TASK DESCRIPTION:
Print the entire listing. Each line must match the original exactly.
-------------------------
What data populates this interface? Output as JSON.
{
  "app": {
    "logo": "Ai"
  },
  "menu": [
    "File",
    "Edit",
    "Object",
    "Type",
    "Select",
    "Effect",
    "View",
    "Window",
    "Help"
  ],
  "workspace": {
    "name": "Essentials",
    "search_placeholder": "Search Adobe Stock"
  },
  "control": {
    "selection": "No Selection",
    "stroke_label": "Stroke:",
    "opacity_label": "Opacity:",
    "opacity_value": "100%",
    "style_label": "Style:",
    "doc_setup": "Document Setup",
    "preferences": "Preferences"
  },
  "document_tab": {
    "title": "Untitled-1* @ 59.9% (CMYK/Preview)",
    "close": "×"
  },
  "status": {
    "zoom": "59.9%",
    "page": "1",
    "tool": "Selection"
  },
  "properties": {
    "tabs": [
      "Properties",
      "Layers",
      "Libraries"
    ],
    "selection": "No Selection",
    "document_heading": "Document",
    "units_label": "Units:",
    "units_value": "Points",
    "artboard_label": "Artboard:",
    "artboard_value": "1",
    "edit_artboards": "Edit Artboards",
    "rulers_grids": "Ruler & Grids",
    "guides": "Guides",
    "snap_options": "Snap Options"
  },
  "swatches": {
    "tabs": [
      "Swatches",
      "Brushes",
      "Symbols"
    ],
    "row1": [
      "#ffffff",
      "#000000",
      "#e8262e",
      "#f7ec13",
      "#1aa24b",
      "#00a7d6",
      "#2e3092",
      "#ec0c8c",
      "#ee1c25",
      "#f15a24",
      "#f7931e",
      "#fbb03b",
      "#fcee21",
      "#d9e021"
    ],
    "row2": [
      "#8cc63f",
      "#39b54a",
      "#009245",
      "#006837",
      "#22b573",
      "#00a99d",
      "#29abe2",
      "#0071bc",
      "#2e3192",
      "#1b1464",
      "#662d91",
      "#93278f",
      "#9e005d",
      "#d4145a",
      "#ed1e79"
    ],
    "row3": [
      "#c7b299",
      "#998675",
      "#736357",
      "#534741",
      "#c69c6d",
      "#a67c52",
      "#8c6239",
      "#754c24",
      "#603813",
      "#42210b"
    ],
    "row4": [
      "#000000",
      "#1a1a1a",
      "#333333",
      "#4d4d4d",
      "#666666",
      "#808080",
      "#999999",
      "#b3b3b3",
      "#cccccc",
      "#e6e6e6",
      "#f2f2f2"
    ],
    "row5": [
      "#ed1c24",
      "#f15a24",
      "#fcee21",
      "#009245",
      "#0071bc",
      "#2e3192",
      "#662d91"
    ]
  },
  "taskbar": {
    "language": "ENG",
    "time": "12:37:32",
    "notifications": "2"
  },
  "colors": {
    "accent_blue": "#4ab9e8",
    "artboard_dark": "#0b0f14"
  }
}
-------------------------
RESULT:
What data populates this interface? Output as JSON.
{
  "app": {
    "logo": "Ai"
  },
  "menu": [
    "File",
    "Edit",
    "Object",
    "Type",
    "Select",
    "Effect",
    "View",
    "Window",
    "Help"
  ],
  "workspace": {
    "name": "Essentials",
    "search_placeholder": "Search Adobe Stock"
  },
  "control": {
    "selection": "No Selection",
    "stroke_label": "Stroke:",
    "opacity_label": "Opacity:",
    "opacity_value": "100%",
    "style_label": "Style:",
    "doc_setup": "Document Setup",
    "preferences": "Preferences"
  },
  "document_tab": {
    "title": "Untitled-1* @ 59.9% (CMYK/Preview)",
    "close": "×"
  },
  "status": {
    "zoom": "59.9%",
    "page": "1",
    "tool": "Selection"
  },
  "properties": {
    "tabs": [
      "Properties",
      "Layers",
      "Libraries"
    ],
    "selection": "No Selection",
    "document_heading": "Document",
    "units_label": "Units:",
    "units_value": "Points",
    "artboard_label": "Artboard:",
    "artboard_value": "1",
    "edit_artboards": "Edit Artboards",
    "rulers_grids": "Ruler & Grids",
    "guides": "Guides",
    "snap_options": "Snap Options"
  },
  "swatches": {
    "tabs": [
      "Swatches",
      "Brushes",
      "Symbols"
    ],
    "row1": [
      "#ffffff",
      "#000000",
      "#e8262e",
      "#f7ec13",
      "#1aa24b",
      "#00a7d6",
      "#2e3092",
      "#ec0c8c",
      "#ee1c25",
      "#f15a24",
      "#f7931e",
      "#fbb03b",
      "#fcee21",
      "#d9e021"
    ],
    "row2": [
      "#8cc63f",
      "#39b54a",
      "#009245",
      "#006837",
      "#22b573",
      "#00a99d",
      "#29abe2",
      "#0071bc",
      "#2e3192",
      "#1b1464",
      "#662d91",
      "#93278f",
      "#9e005d",
      "#d4145a",
      "#ed1e79"
    ],
    "row3": [
      "#c7b299",
      "#998675",
      "#736357",
      "#534741",
      "#c69c6d",
      "#a67c52",
      "#8c6239",
      "#754c24",
      "#603813",
      "#42210b"
    ],
    "row4": [
      "#000000",
      "#1a1a1a",
      "#333333",
      "#4d4d4d",
      "#666666",
      "#808080",
      "#999999",
      "#b3b3b3",
      "#cccccc",
      "#e6e6e6",
      "#f2f2f2"
    ],
    "row5": [
      "#ed1c24",
      "#f15a24",
      "#fcee21",
      "#009245",
      "#0071bc",
      "#2e3192",
      "#662d91"
    ]
  },
  "taskbar": {
    "language": "ENG",
    "time": "12:37:32",
    "notifications": "2"
  },
  "colors": {
    "accent_blue": "#4ab9e8",
    "artboard_dark": "#0b0f14"
  }
}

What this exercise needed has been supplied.